- _REQUIREMENTS_
Reproduce the records below exactly, leaving out any pictures.
/---
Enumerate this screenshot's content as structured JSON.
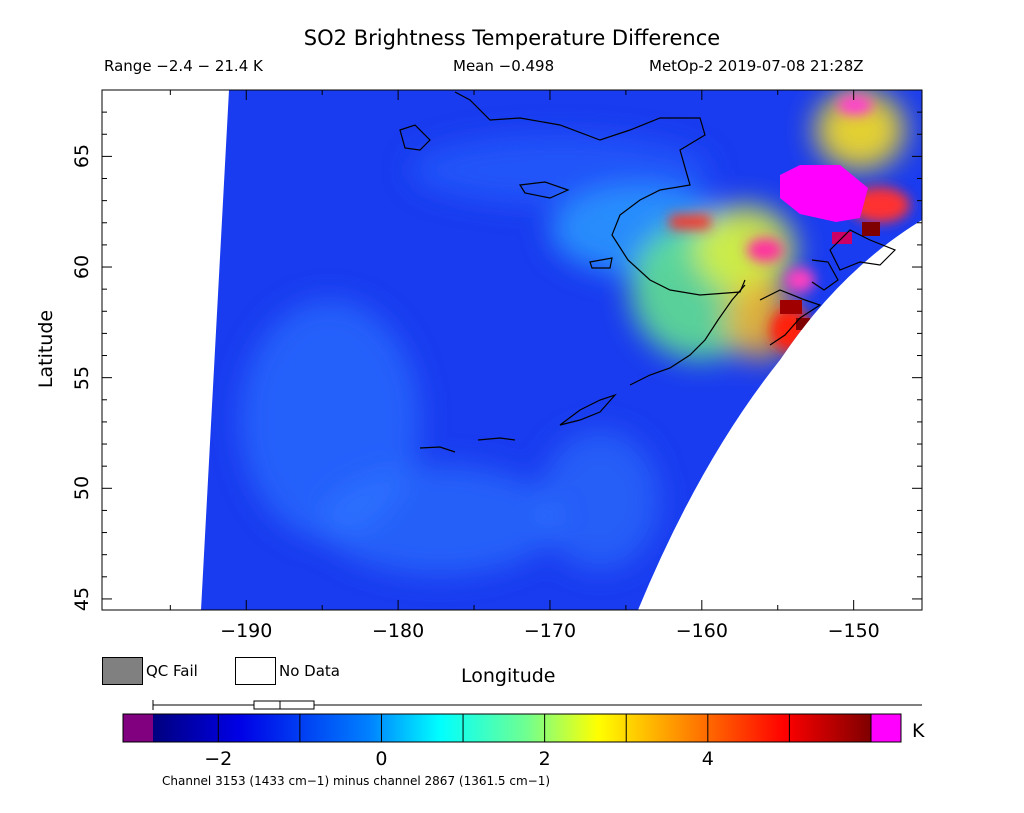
{
  "header": {
    "title": "SO2 Brightness Temperature Difference",
    "range": "Range −2.4 − 21.4 K",
    "mean": "Mean −0.498",
    "satellite_time": "MetOp-2 2019-07-08 21:28Z"
  },
  "axes": {
    "xlabel": "Longitude",
    "ylabel": "Latitude",
    "x_ticks": [
      "−190",
      "−180",
      "−170",
      "−160",
      "−150"
    ],
    "x_tick_values": [
      -190,
      -180,
      -170,
      -160,
      -150
    ],
    "y_ticks": [
      "45",
      "50",
      "55",
      "60",
      "65"
    ],
    "y_tick_values": [
      45,
      50,
      55,
      60,
      65
    ],
    "xlim": [
      -199.5,
      -145.5
    ],
    "ylim": [
      44.5,
      68
    ]
  },
  "legend": {
    "qc_fail": "QC Fail",
    "no_data": "No Data",
    "qc_fail_color": "#808080",
    "no_data_color": "#ffffff"
  },
  "colorbar": {
    "unit": "K",
    "ticks": [
      "−2",
      "0",
      "2",
      "4"
    ],
    "tick_values": [
      -2,
      0,
      2,
      4
    ],
    "range": [
      -2.8,
      6.0
    ],
    "under_color": "#800080",
    "over_color": "#ff00ff",
    "caption": "Channel 3153 (1433 cm−1) minus channel 2867 (1361.5 cm−1)"
  }
}
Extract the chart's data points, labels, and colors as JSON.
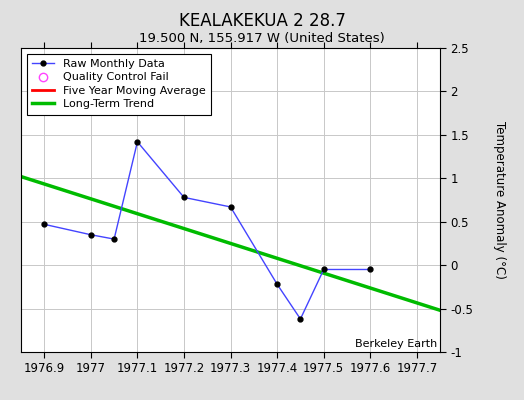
{
  "title": "KEALAKEKUA 2 28.7",
  "subtitle": "19.500 N, 155.917 W (United States)",
  "ylabel": "Temperature Anomaly (°C)",
  "watermark": "Berkeley Earth",
  "raw_x": [
    1976.9,
    1977.0,
    1977.05,
    1977.1,
    1977.2,
    1977.3,
    1977.4,
    1977.45,
    1977.5,
    1977.6
  ],
  "raw_y": [
    0.47,
    0.35,
    0.3,
    1.42,
    0.78,
    0.67,
    -0.22,
    -0.62,
    -0.05,
    -0.05
  ],
  "trend_x": [
    1976.85,
    1977.75
  ],
  "trend_y": [
    1.02,
    -0.52
  ],
  "xlim": [
    1976.85,
    1977.75
  ],
  "ylim": [
    -1.0,
    2.5
  ],
  "ytick_vals": [
    -1.0,
    -0.5,
    0.0,
    0.5,
    1.0,
    1.5,
    2.0,
    2.5
  ],
  "ytick_labels": [
    "-1",
    "-0.5",
    "0",
    "0.5",
    "1",
    "1.5",
    "2",
    "2.5"
  ],
  "xticks": [
    1976.9,
    1977.0,
    1977.1,
    1977.2,
    1977.3,
    1977.4,
    1977.5,
    1977.6,
    1977.7
  ],
  "xtick_labels": [
    "1976.9",
    "1977",
    "1977.1",
    "1977.2",
    "1977.3",
    "1977.4",
    "1977.5",
    "1977.6",
    "1977.7"
  ],
  "raw_color": "#4444ff",
  "trend_color": "#00bb00",
  "mavg_color": "#ff0000",
  "qc_color": "#ff44ff",
  "bg_color": "#e0e0e0",
  "plot_bg_color": "#ffffff",
  "grid_color": "#c8c8c8",
  "legend_entries": [
    "Raw Monthly Data",
    "Quality Control Fail",
    "Five Year Moving Average",
    "Long-Term Trend"
  ]
}
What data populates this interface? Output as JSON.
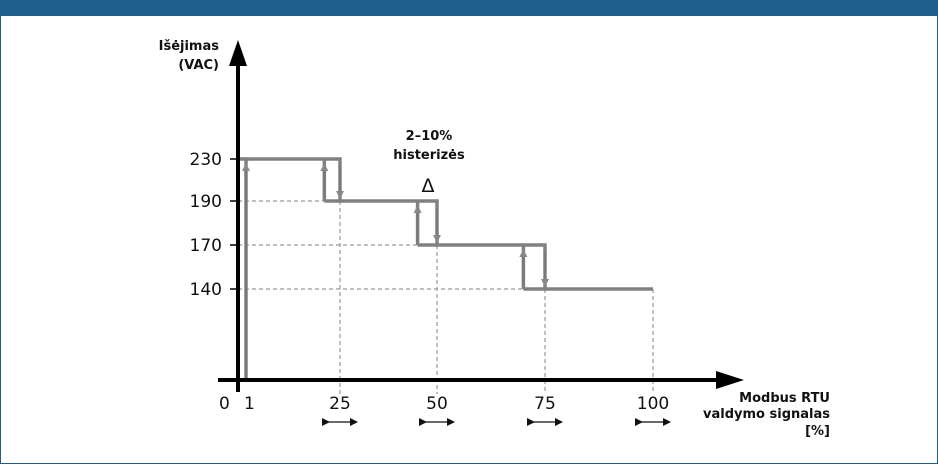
{
  "diagram": {
    "y_axis_title_line1": "Išėjimas",
    "y_axis_title_line2": "(VAC)",
    "x_axis_title_line1": "Modbus RTU",
    "x_axis_title_line2": "valdymo signalas",
    "x_axis_title_line3": "[%]",
    "origin_label": "0",
    "hysteresis_line1": "2–10%",
    "hysteresis_line2": "histerizės",
    "delta_symbol": "Δ"
  },
  "chart_data": {
    "type": "line",
    "xlabel": "Modbus RTU valdymo signalas [%]",
    "ylabel": "Išėjimas (VAC)",
    "x_ticks": [
      "1",
      "25",
      "50",
      "75",
      "100"
    ],
    "y_ticks": [
      "230",
      "190",
      "170",
      "140"
    ],
    "series": [
      {
        "x": [
          1,
          1,
          25,
          25,
          50,
          50,
          75,
          75,
          100
        ],
        "y": [
          0,
          230,
          230,
          190,
          190,
          170,
          170,
          140,
          140
        ]
      }
    ],
    "hysteresis_steps": [
      {
        "down_at": 25,
        "up_at": 21,
        "from": 230,
        "to": 190
      },
      {
        "down_at": 50,
        "up_at": 45,
        "from": 190,
        "to": 170
      },
      {
        "down_at": 75,
        "up_at": 70,
        "from": 170,
        "to": 140
      }
    ],
    "colors": {
      "line": "#808080",
      "arrow": "#777777",
      "axis": "#000000",
      "guide": "#999999",
      "frame": "#1f5f8b"
    }
  }
}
\---
- _SOLUTION TO THE PROBLEM_
Enumerate this screenshot's content as structured JSON.
{
  "header": {
    "title": "SO2 Brightness Temperature Difference",
    "range": "Range −2.4 − 21.4 K",
    "mean": "Mean −0.498",
    "satellite_time": "MetOp-2 2019-07-08 21:28Z"
  },
  "axes": {
    "xlabel": "Longitude",
    "ylabel": "Latitude",
    "x_ticks": [
      "−190",
      "−180",
      "−170",
      "−160",
      "−150"
    ],
    "x_tick_values": [
      -190,
      -180,
      -170,
      -160,
      -150
    ],
    "y_ticks": [
      "45",
      "50",
      "55",
      "60",
      "65"
    ],
    "y_tick_values": [
      45,
      50,
      55,
      60,
      65
    ],
    "xlim": [
      -199.5,
      -145.5
    ],
    "ylim": [
      44.5,
      68
    ]
  },
  "legend": {
    "qc_fail": "QC Fail",
    "no_data": "No Data",
    "qc_fail_color": "#808080",
    "no_data_color": "#ffffff"
  },
  "colorbar": {
    "unit": "K",
    "ticks": [
      "−2",
      "0",
      "2",
      "4"
    ],
    "tick_values": [
      -2,
      0,
      2,
      4
    ],
    "range": [
      -2.8,
      6.0
    ],
    "under_color": "#800080",
    "over_color": "#ff00ff",
    "caption": "Channel 3153 (1433 cm−1) minus channel 2867 (1361.5 cm−1)"
  }
}
Extract the chart's data points, labels, and colors as JSON.
{
  "title": "KEALAKEKUA 2 28.7",
  "subtitle": "19.500 N, 155.917 W (United States)",
  "ylabel": "Temperature Anomaly (°C)",
  "watermark": "Berkeley Earth",
  "raw_x": [
    1976.9,
    1977.0,
    1977.05,
    1977.1,
    1977.2,
    1977.3,
    1977.4,
    1977.45,
    1977.5,
    1977.6
  ],
  "raw_y": [
    0.47,
    0.35,
    0.3,
    1.42,
    0.78,
    0.67,
    -0.22,
    -0.62,
    -0.05,
    -0.05
  ],
  "trend_x": [
    1976.85,
    1977.75
  ],
  "trend_y": [
    1.02,
    -0.52
  ],
  "xlim": [
    1976.85,
    1977.75
  ],
  "ylim": [
    -1.0,
    2.5
  ],
  "ytick_vals": [
    -1.0,
    -0.5,
    0.0,
    0.5,
    1.0,
    1.5,
    2.0,
    2.5
  ],
  "ytick_labels": [
    "-1",
    "-0.5",
    "0",
    "0.5",
    "1",
    "1.5",
    "2",
    "2.5"
  ],
  "xticks": [
    1976.9,
    1977.0,
    1977.1,
    1977.2,
    1977.3,
    1977.4,
    1977.5,
    1977.6,
    1977.7
  ],
  "xtick_labels": [
    "1976.9",
    "1977",
    "1977.1",
    "1977.2",
    "1977.3",
    "1977.4",
    "1977.5",
    "1977.6",
    "1977.7"
  ],
  "raw_color": "#4444ff",
  "trend_color": "#00bb00",
  "mavg_color": "#ff0000",
  "qc_color": "#ff44ff",
  "bg_color": "#e0e0e0",
  "plot_bg_color": "#ffffff",
  "grid_color": "#c8c8c8",
  "legend_entries": [
    "Raw Monthly Data",
    "Quality Control Fail",
    "Five Year Moving Average",
    "Long-Term Trend"
  ]
}
What data populates this interface? Output as JSON.
{
  "diagram": {
    "y_axis_title_line1": "Išėjimas",
    "y_axis_title_line2": "(VAC)",
    "x_axis_title_line1": "Modbus RTU",
    "x_axis_title_line2": "valdymo signalas",
    "x_axis_title_line3": "[%]",
    "origin_label": "0",
    "hysteresis_line1": "2–10%",
    "hysteresis_line2": "histerizės",
    "delta_symbol": "Δ"
  },
  "chart_data": {
    "type": "line",
    "xlabel": "Modbus RTU valdymo signalas [%]",
    "ylabel": "Išėjimas (VAC)",
    "x_ticks": [
      "1",
      "25",
      "50",
      "75",
      "100"
    ],
    "y_ticks": [
      "230",
      "190",
      "170",
      "140"
    ],
    "series": [
      {
        "x": [
          1,
          1,
          25,
          25,
          50,
          50,
          75,
          75,
          100
        ],
        "y": [
          0,
          230,
          230,
          190,
          190,
          170,
          170,
          140,
          140
        ]
      }
    ],
    "hysteresis_steps": [
      {
        "down_at": 25,
        "up_at": 21,
        "from": 230,
        "to": 190
      },
      {
        "down_at": 50,
        "up_at": 45,
        "from": 190,
        "to": 170
      },
      {
        "down_at": 75,
        "up_at": 70,
        "from": 170,
        "to": 140
      }
    ],
    "colors": {
      "line": "#808080",
      "arrow": "#777777",
      "axis": "#000000",
      "guide": "#999999",
      "frame": "#1f5f8b"
    }
  }
}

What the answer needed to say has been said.